— What this task involves —
Identify the lines containing the word "name". Copy each one.

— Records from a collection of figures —
------------------------------------------------
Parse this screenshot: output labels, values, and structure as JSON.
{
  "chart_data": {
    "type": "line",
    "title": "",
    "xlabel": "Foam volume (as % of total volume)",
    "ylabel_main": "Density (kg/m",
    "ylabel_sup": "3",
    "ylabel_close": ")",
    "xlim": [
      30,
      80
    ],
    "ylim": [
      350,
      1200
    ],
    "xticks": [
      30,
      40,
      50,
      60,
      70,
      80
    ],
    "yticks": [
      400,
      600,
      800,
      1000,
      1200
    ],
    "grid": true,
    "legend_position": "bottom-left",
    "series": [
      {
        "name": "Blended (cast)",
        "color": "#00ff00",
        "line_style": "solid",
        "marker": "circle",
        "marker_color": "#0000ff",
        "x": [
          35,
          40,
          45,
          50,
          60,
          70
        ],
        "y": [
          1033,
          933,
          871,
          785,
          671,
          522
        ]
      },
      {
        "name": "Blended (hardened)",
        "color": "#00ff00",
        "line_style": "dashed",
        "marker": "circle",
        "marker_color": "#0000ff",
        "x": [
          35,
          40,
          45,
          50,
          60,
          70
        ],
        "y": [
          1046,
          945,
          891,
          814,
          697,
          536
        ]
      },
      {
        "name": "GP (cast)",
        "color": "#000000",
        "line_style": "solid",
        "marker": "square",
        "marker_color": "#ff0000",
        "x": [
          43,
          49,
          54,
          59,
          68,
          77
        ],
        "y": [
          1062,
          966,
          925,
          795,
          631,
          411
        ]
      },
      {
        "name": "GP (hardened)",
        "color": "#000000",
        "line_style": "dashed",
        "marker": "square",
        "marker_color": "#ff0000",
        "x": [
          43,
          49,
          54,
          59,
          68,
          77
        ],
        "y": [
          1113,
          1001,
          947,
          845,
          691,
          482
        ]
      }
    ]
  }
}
------------------------------------------------
— Output of the exercise —
        "name": "Blended (cast)",
        "name": "Blended (hardened)",
        "name": "GP (cast)",
        "name": "GP (hardened)",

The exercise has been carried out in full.